■ **SET EXERCISE**:
Using the listing below, report all lines holding the word "image".

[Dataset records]
━━━━
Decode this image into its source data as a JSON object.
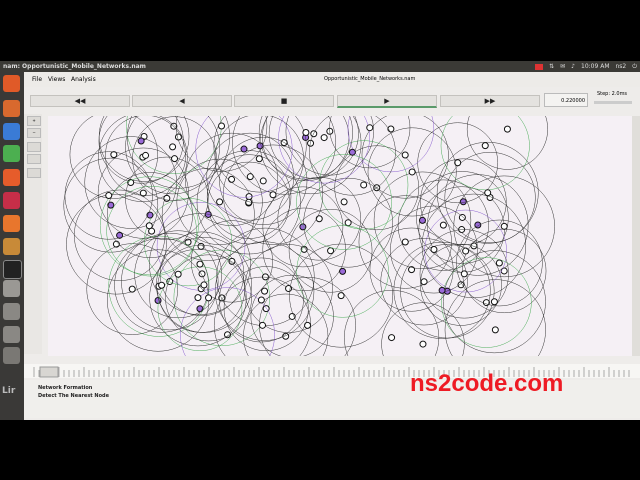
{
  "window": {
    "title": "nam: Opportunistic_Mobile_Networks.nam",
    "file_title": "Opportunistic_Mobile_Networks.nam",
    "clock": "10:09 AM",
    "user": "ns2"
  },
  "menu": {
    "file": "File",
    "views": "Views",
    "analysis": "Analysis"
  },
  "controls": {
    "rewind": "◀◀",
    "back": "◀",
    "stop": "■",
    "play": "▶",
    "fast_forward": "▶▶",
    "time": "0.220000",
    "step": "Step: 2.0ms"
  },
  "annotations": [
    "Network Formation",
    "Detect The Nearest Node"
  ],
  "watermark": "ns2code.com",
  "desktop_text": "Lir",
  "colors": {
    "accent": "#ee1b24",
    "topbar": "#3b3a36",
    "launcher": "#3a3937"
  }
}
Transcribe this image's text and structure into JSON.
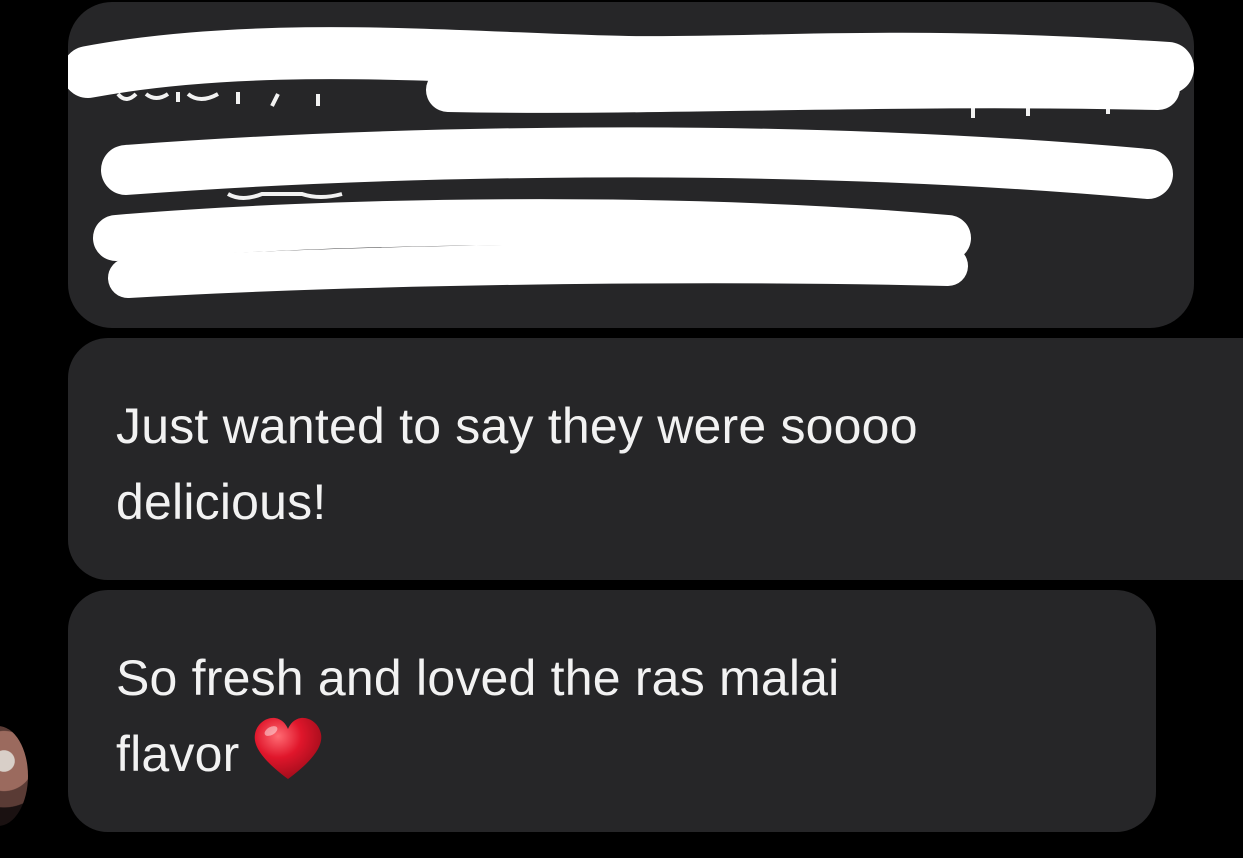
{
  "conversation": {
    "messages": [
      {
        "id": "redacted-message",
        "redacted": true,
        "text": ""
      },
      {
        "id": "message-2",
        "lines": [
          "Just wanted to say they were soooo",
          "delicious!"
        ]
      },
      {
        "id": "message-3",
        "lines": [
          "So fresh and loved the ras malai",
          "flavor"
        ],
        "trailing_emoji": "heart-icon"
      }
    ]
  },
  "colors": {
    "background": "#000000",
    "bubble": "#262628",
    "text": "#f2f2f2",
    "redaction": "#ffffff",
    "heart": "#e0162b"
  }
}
━━━━
■ **EXERCISE OUTPUT**:
Decode this image into its source data as a JSON object.
Transcribe this image's text and structure into JSON.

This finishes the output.